- _Task description_: Transcribe the material in full, exactly as written.

— START OF Records shown —

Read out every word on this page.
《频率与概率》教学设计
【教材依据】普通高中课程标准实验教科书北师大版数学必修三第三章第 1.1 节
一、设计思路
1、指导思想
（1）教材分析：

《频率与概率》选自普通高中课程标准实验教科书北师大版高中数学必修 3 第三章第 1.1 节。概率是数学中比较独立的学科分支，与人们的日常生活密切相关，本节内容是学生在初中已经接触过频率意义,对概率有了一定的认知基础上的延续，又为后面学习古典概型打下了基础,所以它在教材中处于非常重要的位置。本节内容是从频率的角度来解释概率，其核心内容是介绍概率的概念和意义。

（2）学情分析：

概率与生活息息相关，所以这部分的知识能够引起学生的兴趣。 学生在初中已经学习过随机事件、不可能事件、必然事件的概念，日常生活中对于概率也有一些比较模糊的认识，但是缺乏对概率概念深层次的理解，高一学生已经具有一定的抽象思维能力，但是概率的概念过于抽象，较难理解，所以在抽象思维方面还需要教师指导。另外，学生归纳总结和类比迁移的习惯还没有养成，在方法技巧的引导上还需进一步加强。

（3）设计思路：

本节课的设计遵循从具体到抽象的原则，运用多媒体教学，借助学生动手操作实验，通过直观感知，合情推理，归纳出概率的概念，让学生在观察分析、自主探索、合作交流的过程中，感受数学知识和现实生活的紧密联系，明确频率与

— END OF Records shown —

- _Complete response_:
Read out every word on this page.
《频率与概率》教学设计
【教材依据】普通高中课程标准实验教科书北师大版数学必修三第三章第 1.1 节
一、设计思路
1、指导思想
（1）教材分析：

《频率与概率》选自普通高中课程标准实验教科书北师大版高中数学必修 3 第三章第 1.1 节。概率是数学中比较独立的学科分支，与人们的日常生活密切相关，本节内容是学生在初中已经接触过频率意义,对概率有了一定的认知基础上的延续，又为后面学习古典概型打下了基础,所以它在教材中处于非常重要的位置。本节内容是从频率的角度来解释概率，其核心内容是介绍概率的概念和意义。

（2）学情分析：

概率与生活息息相关，所以这部分的知识能够引起学生的兴趣。 学生在初中已经学习过随机事件、不可能事件、必然事件的概念，日常生活中对于概率也有一些比较模糊的认识，但是缺乏对概率概念深层次的理解，高一学生已经具有一定的抽象思维能力，但是概率的概念过于抽象，较难理解，所以在抽象思维方面还需要教师指导。另外，学生归纳总结和类比迁移的习惯还没有养成，在方法技巧的引导上还需进一步加强。

（3）设计思路：

本节课的设计遵循从具体到抽象的原则，运用多媒体教学，借助学生动手操作实验，通过直观感知，合情推理，归纳出概率的概念，让学生在观察分析、自主探索、合作交流的过程中，感受数学知识和现实生活的紧密联系，明确频率与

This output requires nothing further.